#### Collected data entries

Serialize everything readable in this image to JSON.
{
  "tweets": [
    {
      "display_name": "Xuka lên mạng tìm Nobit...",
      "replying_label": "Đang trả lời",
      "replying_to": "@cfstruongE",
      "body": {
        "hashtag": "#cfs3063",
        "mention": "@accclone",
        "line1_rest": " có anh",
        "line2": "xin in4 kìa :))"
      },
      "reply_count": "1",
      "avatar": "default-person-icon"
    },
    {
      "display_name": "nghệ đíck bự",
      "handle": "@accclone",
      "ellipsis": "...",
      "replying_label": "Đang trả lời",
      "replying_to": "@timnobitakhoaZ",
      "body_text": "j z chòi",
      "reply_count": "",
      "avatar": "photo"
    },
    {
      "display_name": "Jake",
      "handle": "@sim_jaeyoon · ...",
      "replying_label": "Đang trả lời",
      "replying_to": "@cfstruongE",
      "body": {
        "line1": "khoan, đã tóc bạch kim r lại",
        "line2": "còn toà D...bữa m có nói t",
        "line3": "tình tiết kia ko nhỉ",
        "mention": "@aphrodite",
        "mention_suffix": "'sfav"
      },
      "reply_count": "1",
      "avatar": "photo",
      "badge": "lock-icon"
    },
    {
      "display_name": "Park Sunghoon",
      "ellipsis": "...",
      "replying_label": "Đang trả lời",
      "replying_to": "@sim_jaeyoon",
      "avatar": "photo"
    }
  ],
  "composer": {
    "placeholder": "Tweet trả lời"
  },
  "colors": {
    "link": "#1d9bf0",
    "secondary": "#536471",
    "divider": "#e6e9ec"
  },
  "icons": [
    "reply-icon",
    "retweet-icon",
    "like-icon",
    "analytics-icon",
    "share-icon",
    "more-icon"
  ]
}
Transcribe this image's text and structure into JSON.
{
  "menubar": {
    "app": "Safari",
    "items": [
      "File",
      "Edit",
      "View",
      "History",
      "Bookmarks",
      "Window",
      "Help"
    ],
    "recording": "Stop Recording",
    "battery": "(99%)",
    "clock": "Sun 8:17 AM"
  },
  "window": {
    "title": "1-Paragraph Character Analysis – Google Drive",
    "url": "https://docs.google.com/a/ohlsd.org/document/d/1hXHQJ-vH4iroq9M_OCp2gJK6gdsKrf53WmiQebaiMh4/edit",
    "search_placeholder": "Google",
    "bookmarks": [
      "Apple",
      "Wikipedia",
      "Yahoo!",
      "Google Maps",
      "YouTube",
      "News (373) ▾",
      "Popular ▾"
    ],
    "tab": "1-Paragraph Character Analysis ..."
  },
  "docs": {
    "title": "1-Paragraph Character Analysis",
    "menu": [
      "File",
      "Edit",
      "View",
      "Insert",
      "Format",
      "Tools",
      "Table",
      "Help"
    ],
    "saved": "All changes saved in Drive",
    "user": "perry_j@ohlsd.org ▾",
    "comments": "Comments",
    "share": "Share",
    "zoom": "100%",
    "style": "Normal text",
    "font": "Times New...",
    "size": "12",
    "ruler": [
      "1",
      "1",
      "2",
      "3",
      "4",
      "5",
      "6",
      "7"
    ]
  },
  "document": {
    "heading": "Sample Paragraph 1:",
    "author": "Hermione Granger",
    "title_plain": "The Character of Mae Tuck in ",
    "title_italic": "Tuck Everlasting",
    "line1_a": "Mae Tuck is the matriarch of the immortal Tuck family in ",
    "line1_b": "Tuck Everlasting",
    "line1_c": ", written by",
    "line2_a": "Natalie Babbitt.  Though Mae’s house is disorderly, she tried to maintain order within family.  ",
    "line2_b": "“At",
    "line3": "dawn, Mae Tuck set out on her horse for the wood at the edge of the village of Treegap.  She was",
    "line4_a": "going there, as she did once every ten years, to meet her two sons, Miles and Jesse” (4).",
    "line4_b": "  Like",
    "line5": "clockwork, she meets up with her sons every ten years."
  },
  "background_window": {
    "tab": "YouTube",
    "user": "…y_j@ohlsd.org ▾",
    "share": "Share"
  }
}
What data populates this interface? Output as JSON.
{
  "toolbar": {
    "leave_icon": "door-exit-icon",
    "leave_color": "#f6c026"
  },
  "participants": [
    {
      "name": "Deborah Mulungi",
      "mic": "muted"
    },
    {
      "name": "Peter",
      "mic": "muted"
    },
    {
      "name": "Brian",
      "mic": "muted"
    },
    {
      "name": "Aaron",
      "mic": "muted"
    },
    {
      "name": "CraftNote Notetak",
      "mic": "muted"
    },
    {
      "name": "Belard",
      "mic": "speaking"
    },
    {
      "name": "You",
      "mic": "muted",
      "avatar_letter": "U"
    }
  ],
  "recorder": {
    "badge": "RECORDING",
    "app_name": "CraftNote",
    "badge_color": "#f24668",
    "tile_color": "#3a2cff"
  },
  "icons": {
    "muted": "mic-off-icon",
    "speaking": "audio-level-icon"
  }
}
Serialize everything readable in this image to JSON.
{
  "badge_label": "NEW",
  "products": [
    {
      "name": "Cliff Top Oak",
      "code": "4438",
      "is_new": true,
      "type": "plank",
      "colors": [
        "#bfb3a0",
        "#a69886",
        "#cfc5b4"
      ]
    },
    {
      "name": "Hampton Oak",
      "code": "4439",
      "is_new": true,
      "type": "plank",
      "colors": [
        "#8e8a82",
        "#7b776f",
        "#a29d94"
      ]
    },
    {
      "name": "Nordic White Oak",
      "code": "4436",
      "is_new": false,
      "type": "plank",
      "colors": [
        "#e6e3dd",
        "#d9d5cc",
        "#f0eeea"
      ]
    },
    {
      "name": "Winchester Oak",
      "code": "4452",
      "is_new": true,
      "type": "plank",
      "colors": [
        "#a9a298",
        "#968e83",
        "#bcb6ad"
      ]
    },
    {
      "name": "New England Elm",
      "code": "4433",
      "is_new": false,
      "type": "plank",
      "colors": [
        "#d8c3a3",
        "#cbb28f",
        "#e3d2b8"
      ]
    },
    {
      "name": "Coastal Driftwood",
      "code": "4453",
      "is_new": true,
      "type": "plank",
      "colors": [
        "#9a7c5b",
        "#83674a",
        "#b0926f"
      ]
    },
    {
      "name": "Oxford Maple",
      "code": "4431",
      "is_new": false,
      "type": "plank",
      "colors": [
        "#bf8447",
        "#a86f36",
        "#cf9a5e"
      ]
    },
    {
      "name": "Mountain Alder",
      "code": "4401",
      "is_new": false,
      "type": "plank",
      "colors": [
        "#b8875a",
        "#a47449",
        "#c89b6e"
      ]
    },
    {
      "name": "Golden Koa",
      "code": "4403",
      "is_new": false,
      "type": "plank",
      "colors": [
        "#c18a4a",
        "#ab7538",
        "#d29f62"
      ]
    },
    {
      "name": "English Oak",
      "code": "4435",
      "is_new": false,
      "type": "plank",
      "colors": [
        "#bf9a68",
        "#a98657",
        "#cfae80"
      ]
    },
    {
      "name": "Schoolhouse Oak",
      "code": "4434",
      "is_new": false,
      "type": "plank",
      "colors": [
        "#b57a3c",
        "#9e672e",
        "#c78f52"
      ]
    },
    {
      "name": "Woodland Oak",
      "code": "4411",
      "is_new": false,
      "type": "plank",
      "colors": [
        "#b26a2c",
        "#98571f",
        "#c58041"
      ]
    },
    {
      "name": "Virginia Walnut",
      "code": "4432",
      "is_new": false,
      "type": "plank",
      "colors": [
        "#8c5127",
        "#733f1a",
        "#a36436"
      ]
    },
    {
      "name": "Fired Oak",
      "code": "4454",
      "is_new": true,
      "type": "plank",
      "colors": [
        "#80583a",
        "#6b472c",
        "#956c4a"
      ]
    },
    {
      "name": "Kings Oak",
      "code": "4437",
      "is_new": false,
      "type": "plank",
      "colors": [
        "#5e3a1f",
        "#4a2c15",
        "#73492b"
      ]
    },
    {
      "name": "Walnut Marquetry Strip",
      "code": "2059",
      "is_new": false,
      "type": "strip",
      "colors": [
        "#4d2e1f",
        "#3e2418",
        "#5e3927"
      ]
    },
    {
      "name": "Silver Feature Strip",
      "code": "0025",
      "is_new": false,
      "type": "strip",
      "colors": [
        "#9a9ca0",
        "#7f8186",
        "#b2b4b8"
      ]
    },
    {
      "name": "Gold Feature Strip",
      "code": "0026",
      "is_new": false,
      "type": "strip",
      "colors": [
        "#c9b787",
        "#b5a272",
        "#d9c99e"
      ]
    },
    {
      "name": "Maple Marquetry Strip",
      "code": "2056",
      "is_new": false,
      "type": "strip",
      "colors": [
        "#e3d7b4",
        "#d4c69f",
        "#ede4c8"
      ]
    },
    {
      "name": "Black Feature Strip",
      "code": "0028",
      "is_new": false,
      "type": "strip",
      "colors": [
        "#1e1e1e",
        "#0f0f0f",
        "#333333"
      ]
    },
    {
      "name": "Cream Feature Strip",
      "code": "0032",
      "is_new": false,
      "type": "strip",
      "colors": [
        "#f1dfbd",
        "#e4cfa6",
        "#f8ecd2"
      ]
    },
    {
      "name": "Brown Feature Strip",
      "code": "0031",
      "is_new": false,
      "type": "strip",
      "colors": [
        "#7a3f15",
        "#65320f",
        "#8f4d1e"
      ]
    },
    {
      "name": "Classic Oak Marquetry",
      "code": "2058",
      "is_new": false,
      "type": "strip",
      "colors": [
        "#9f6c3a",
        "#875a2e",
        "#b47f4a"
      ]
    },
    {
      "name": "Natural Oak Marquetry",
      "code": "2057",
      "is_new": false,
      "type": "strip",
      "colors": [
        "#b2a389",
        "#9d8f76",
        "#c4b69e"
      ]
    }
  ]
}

#### TASK DETAILS
Looking at the records above, count the lines where the word "docs" appears. State only the number.

#### EXERCISE OUTPUT
2